-- Begin --

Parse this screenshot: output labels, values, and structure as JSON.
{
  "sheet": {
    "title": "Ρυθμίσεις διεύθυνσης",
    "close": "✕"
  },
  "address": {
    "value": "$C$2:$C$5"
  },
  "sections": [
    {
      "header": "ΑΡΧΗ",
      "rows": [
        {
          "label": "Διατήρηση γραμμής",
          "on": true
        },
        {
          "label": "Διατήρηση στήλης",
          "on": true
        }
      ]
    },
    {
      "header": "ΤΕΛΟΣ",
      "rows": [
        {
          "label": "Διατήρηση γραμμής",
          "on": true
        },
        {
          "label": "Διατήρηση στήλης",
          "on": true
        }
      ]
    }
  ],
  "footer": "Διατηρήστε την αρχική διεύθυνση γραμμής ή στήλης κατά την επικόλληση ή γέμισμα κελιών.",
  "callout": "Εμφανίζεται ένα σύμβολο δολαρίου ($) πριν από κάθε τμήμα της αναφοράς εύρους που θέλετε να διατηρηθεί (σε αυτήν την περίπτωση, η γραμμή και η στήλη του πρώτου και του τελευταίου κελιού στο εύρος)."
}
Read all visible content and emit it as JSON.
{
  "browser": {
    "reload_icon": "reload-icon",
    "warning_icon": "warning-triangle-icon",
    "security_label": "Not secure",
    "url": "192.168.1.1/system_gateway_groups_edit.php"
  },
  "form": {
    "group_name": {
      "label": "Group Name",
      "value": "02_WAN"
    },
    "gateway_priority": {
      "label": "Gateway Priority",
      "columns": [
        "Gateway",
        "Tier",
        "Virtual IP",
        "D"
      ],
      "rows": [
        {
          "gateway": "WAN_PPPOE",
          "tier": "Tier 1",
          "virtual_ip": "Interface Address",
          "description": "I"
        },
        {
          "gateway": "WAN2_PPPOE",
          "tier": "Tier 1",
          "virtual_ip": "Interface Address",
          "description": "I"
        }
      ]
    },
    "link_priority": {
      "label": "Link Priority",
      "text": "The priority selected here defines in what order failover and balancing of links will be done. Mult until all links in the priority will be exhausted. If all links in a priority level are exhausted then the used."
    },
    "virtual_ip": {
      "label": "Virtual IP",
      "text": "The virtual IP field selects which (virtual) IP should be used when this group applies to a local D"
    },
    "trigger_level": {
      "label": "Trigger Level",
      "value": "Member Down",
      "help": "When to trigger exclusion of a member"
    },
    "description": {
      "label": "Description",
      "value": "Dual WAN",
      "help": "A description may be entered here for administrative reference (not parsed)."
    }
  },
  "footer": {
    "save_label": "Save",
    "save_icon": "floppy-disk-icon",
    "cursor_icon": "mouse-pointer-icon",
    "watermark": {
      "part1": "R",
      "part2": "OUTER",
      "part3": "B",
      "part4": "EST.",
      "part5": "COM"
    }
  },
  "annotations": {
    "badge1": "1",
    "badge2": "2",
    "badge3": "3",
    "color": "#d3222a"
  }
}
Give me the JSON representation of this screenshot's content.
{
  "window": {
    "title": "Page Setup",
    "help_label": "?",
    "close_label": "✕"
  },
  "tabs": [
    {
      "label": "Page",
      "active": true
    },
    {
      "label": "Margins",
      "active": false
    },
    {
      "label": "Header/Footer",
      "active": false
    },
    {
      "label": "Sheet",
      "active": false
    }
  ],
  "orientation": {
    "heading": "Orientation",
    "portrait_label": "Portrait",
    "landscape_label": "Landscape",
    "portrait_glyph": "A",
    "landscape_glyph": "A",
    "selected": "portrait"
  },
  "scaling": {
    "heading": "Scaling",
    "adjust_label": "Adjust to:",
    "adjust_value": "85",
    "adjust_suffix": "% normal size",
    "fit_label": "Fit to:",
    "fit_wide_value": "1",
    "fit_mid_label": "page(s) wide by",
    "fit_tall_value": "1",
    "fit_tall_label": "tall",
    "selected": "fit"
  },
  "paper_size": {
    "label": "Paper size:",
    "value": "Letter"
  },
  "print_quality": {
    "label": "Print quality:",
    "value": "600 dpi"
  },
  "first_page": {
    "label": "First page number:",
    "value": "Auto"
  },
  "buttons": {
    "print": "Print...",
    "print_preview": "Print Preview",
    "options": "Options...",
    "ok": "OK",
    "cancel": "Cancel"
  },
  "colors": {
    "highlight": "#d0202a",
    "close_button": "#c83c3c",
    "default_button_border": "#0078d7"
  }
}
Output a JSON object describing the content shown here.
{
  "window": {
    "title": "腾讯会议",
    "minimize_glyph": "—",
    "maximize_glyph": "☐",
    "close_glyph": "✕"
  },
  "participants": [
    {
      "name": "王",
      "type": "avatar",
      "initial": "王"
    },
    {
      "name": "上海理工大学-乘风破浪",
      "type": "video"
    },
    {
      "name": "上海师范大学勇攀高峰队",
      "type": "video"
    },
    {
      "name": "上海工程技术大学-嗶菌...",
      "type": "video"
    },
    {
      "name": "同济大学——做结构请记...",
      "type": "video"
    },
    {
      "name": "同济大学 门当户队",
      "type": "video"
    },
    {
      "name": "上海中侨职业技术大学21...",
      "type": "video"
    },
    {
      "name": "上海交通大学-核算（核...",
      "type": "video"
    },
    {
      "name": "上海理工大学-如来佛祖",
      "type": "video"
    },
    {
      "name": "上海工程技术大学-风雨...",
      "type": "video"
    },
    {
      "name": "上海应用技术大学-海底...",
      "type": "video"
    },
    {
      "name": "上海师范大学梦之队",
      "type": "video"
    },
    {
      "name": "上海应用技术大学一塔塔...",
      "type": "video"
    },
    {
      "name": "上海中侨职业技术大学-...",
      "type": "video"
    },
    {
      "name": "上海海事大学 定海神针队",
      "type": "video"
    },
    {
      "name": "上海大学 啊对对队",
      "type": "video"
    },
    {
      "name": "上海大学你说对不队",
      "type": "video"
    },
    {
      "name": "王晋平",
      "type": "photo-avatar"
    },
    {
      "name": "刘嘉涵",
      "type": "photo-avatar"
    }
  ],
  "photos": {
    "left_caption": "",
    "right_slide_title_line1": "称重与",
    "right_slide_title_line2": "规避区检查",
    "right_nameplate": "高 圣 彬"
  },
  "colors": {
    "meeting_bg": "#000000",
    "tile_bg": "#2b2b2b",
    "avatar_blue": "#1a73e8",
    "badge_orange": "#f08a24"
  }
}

-- End --

▶ **Direction**:
Every line above should be retyped exactly as given.

▶ **Correct output**:
Parse this screenshot: output labels, values, and structure as JSON.
{
  "sheet": {
    "title": "Ρυθμίσεις διεύθυνσης",
    "close": "✕"
  },
  "address": {
    "value": "$C$2:$C$5"
  },
  "sections": [
    {
      "header": "ΑΡΧΗ",
      "rows": [
        {
          "label": "Διατήρηση γραμμής",
          "on": true
        },
        {
          "label": "Διατήρηση στήλης",
          "on": true
        }
      ]
    },
    {
      "header": "ΤΕΛΟΣ",
      "rows": [
        {
          "label": "Διατήρηση γραμμής",
          "on": true
        },
        {
          "label": "Διατήρηση στήλης",
          "on": true
        }
      ]
    }
  ],
  "footer": "Διατηρήστε την αρχική διεύθυνση γραμμής ή στήλης κατά την επικόλληση ή γέμισμα κελιών.",
  "callout": "Εμφανίζεται ένα σύμβολο δολαρίου ($) πριν από κάθε τμήμα της αναφοράς εύρους που θέλετε να διατηρηθεί (σε αυτήν την περίπτωση, η γραμμή και η στήλη του πρώτου και του τελευταίου κελιού στο εύρος)."
}
Read all visible content and emit it as JSON.
{
  "browser": {
    "reload_icon": "reload-icon",
    "warning_icon": "warning-triangle-icon",
    "security_label": "Not secure",
    "url": "192.168.1.1/system_gateway_groups_edit.php"
  },
  "form": {
    "group_name": {
      "label": "Group Name",
      "value": "02_WAN"
    },
    "gateway_priority": {
      "label": "Gateway Priority",
      "columns": [
        "Gateway",
        "Tier",
        "Virtual IP",
        "D"
      ],
      "rows": [
        {
          "gateway": "WAN_PPPOE",
          "tier": "Tier 1",
          "virtual_ip": "Interface Address",
          "description": "I"
        },
        {
          "gateway": "WAN2_PPPOE",
          "tier": "Tier 1",
          "virtual_ip": "Interface Address",
          "description": "I"
        }
      ]
    },
    "link_priority": {
      "label": "Link Priority",
      "text": "The priority selected here defines in what order failover and balancing of links will be done. Mult until all links in the priority will be exhausted. If all links in a priority level are exhausted then the used."
    },
    "virtual_ip": {
      "label": "Virtual IP",
      "text": "The virtual IP field selects which (virtual) IP should be used when this group applies to a local D"
    },
    "trigger_level": {
      "label": "Trigger Level",
      "value": "Member Down",
      "help": "When to trigger exclusion of a member"
    },
    "description": {
      "label": "Description",
      "value": "Dual WAN",
      "help": "A description may be entered here for administrative reference (not parsed)."
    }
  },
  "footer": {
    "save_label": "Save",
    "save_icon": "floppy-disk-icon",
    "cursor_icon": "mouse-pointer-icon",
    "watermark": {
      "part1": "R",
      "part2": "OUTER",
      "part3": "B",
      "part4": "EST.",
      "part5": "COM"
    }
  },
  "annotations": {
    "badge1": "1",
    "badge2": "2",
    "badge3": "3",
    "color": "#d3222a"
  }
}
Give me the JSON representation of this screenshot's content.
{
  "window": {
    "title": "Page Setup",
    "help_label": "?",
    "close_label": "✕"
  },
  "tabs": [
    {
      "label": "Page",
      "active": true
    },
    {
      "label": "Margins",
      "active": false
    },
    {
      "label": "Header/Footer",
      "active": false
    },
    {
      "label": "Sheet",
      "active": false
    }
  ],
  "orientation": {
    "heading": "Orientation",
    "portrait_label": "Portrait",
    "landscape_label": "Landscape",
    "portrait_glyph": "A",
    "landscape_glyph": "A",
    "selected": "portrait"
  },
  "scaling": {
    "heading": "Scaling",
    "adjust_label": "Adjust to:",
    "adjust_value": "85",
    "adjust_suffix": "% normal size",
    "fit_label": "Fit to:",
    "fit_wide_value": "1",
    "fit_mid_label": "page(s) wide by",
    "fit_tall_value": "1",
    "fit_tall_label": "tall",
    "selected": "fit"
  },
  "paper_size": {
    "label": "Paper size:",
    "value": "Letter"
  },
  "print_quality": {
    "label": "Print quality:",
    "value": "600 dpi"
  },
  "first_page": {
    "label": "First page number:",
    "value": "Auto"
  },
  "buttons": {
    "print": "Print...",
    "print_preview": "Print Preview",
    "options": "Options...",
    "ok": "OK",
    "cancel": "Cancel"
  },
  "colors": {
    "highlight": "#d0202a",
    "close_button": "#c83c3c",
    "default_button_border": "#0078d7"
  }
}
Output a JSON object describing the content shown here.
{
  "window": {
    "title": "腾讯会议",
    "minimize_glyph": "—",
    "maximize_glyph": "☐",
    "close_glyph": "✕"
  },
  "participants": [
    {
      "name": "王",
      "type": "avatar",
      "initial": "王"
    },
    {
      "name": "上海理工大学-乘风破浪",
      "type": "video"
    },
    {
      "name": "上海师范大学勇攀高峰队",
      "type": "video"
    },
    {
      "name": "上海工程技术大学-嗶菌...",
      "type": "video"
    },
    {
      "name": "同济大学——做结构请记...",
      "type": "video"
    },
    {
      "name": "同济大学 门当户队",
      "type": "video"
    },
    {
      "name": "上海中侨职业技术大学21...",
      "type": "video"
    },
    {
      "name": "上海交通大学-核算（核...",
      "type": "video"
    },
    {
      "name": "上海理工大学-如来佛祖",
      "type": "video"
    },
    {
      "name": "上海工程技术大学-风雨...",
      "type": "video"
    },
    {
      "name": "上海应用技术大学-海底...",
      "type": "video"
    },
    {
      "name": "上海师范大学梦之队",
      "type": "video"
    },
    {
      "name": "上海应用技术大学一塔塔...",
      "type": "video"
    },
    {
      "name": "上海中侨职业技术大学-...",
      "type": "video"
    },
    {
      "name": "上海海事大学 定海神针队",
      "type": "video"
    },
    {
      "name": "上海大学 啊对对队",
      "type": "video"
    },
    {
      "name": "上海大学你说对不队",
      "type": "video"
    },
    {
      "name": "王晋平",
      "type": "photo-avatar"
    },
    {
      "name": "刘嘉涵",
      "type": "photo-avatar"
    }
  ],
  "photos": {
    "left_caption": "",
    "right_slide_title_line1": "称重与",
    "right_slide_title_line2": "规避区检查",
    "right_nameplate": "高 圣 彬"
  },
  "colors": {
    "meeting_bg": "#000000",
    "tile_bg": "#2b2b2b",
    "avatar_blue": "#1a73e8",
    "badge_orange": "#f08a24"
  }
}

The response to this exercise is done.